- [MATERIAL TO PROCESS]:
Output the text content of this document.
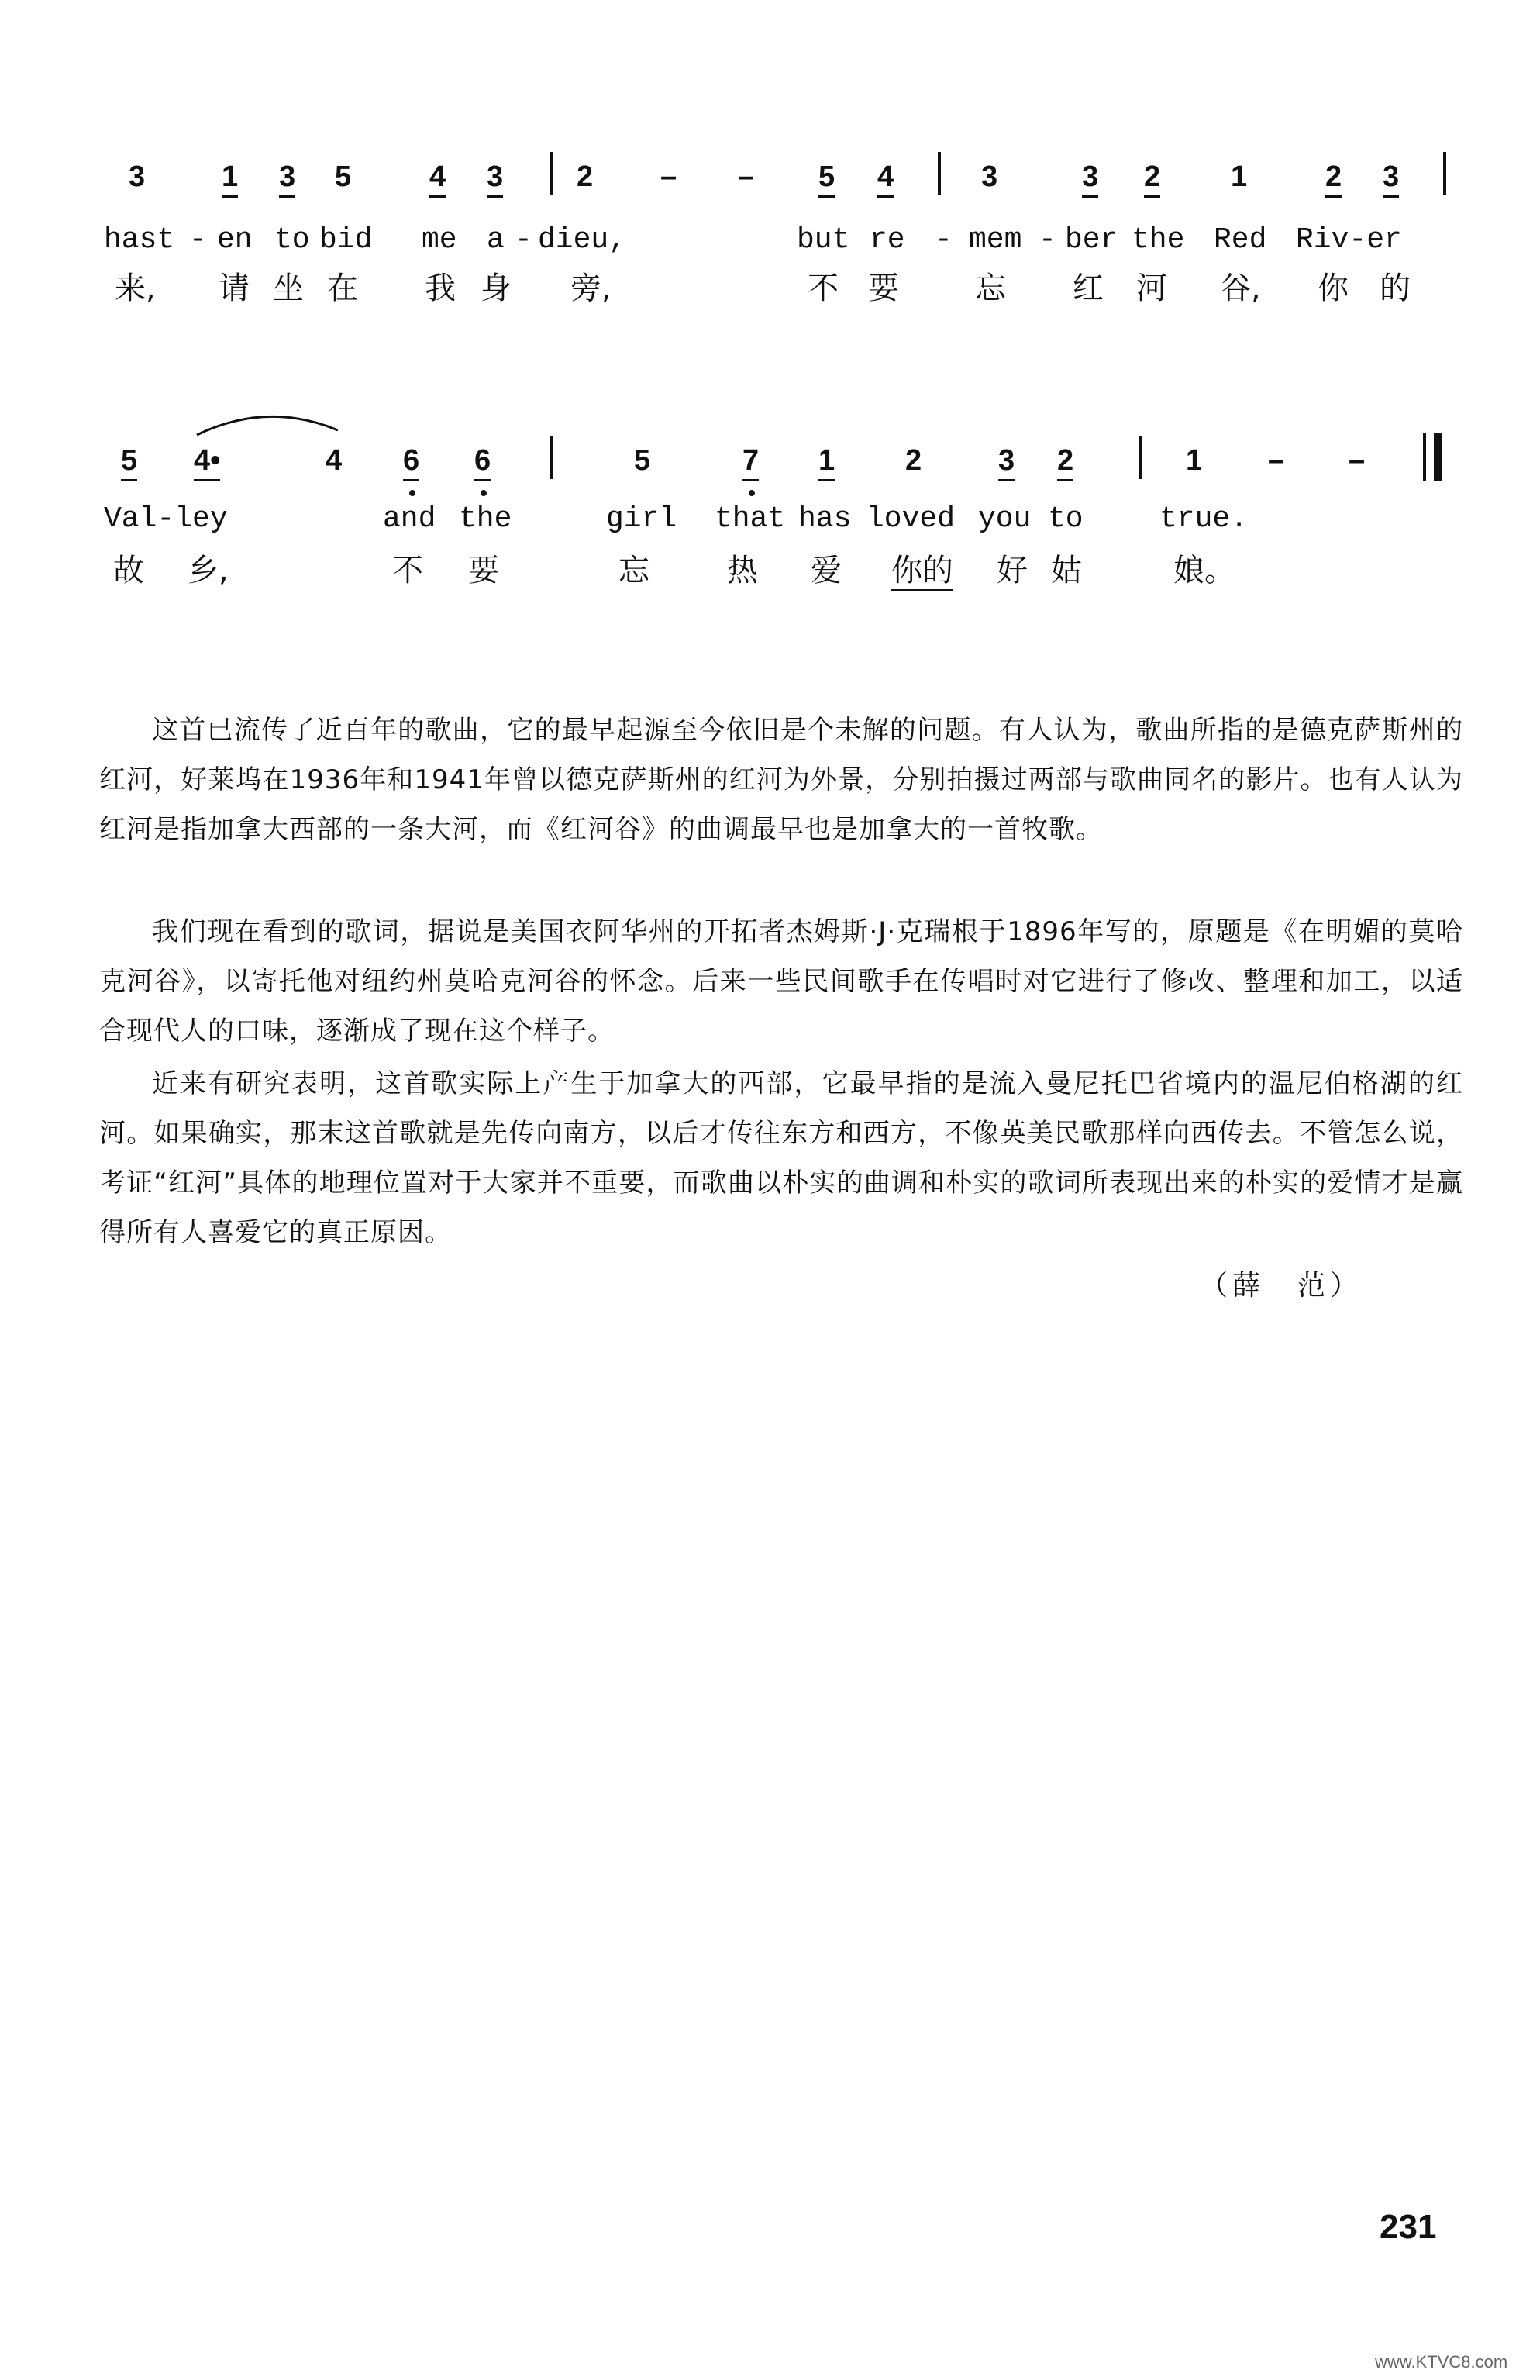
3	1 3 5	4 3 2 – – 5 4	3	3 2 1	2 3
hast - en to bid me a - dieu,	but re - mem - ber the Red Riv-er
来, 请 坐 在 我 身 旁,	不 要 忘 红 河 谷, 你 的
5 4•	4 6 6	5	7 1 2	3 2	1 – –
Val-ley	and the	girl that has loved you to	true.
故 乡,	不 要	忘	热 爱 你的 好 姑	娘。

这首已流传了近百年的歌曲，它的最早起源至今依旧是个未解的问题。有人认为，歌曲所指的是德克萨斯州的红河，好莱坞在1936年和1941年曾以德克萨斯州的红河为外景，分别拍摄过两部与歌曲同名的影片。也有人认为红河是指加拿大西部的一条大河，而《红河谷》的曲调最早也是加拿大的一首牧歌。

我们现在看到的歌词，据说是美国衣阿华州的开拓者杰姆斯·J·克瑞根于1896年写的，原题是《在明媚的莫哈克河谷》，以寄托他对纽约州莫哈克河谷的怀念。后来一些民间歌手在传唱时对它进行了修改、整理和加工，以适合现代人的口味，逐渐成了现在这个样子。

近来有研究表明，这首歌实际上产生于加拿大的西部，它最早指的是流入曼尼托巴省境内的温尼伯格湖的红河。如果确实，那末这首歌就是先传向南方，以后才传往东方和西方，不像英美民歌那样向西传去。不管怎么说，考证“红河”具体的地理位置对于大家并不重要，而歌曲以朴实的曲调和朴实的歌词所表现出来的朴实的爱情才是赢得所有人喜爱它的真正原因。

（薛　范）
231
www.KTVC8.com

- [TO BE DONE]:
Leave out the pictures and output the rest of the material exactly as written.

- [SOLUTION BELOW]:
Output the text content of this document.
3	1 3 5	4 3 2 – – 5 4	3	3 2 1	2 3
hast - en to bid me a - dieu,	but re - mem - ber the Red Riv-er
来, 请 坐 在 我 身 旁,	不 要 忘 红 河 谷, 你 的
5 4•	4 6 6	5	7 1 2	3 2	1 – –
Val-ley	and the	girl that has loved you to	true.
故 乡,	不 要	忘	热 爱 你的 好 姑	娘。

这首已流传了近百年的歌曲，它的最早起源至今依旧是个未解的问题。有人认为，歌曲所指的是德克萨斯州的红河，好莱坞在1936年和1941年曾以德克萨斯州的红河为外景，分别拍摄过两部与歌曲同名的影片。也有人认为红河是指加拿大西部的一条大河，而《红河谷》的曲调最早也是加拿大的一首牧歌。

我们现在看到的歌词，据说是美国衣阿华州的开拓者杰姆斯·J·克瑞根于1896年写的，原题是《在明媚的莫哈克河谷》，以寄托他对纽约州莫哈克河谷的怀念。后来一些民间歌手在传唱时对它进行了修改、整理和加工，以适合现代人的口味，逐渐成了现在这个样子。

近来有研究表明，这首歌实际上产生于加拿大的西部，它最早指的是流入曼尼托巴省境内的温尼伯格湖的红河。如果确实，那末这首歌就是先传向南方，以后才传往东方和西方，不像英美民歌那样向西传去。不管怎么说，考证“红河”具体的地理位置对于大家并不重要，而歌曲以朴实的曲调和朴实的歌词所表现出来的朴实的爱情才是赢得所有人喜爱它的真正原因。

（薛　范）
231
www.KTVC8.com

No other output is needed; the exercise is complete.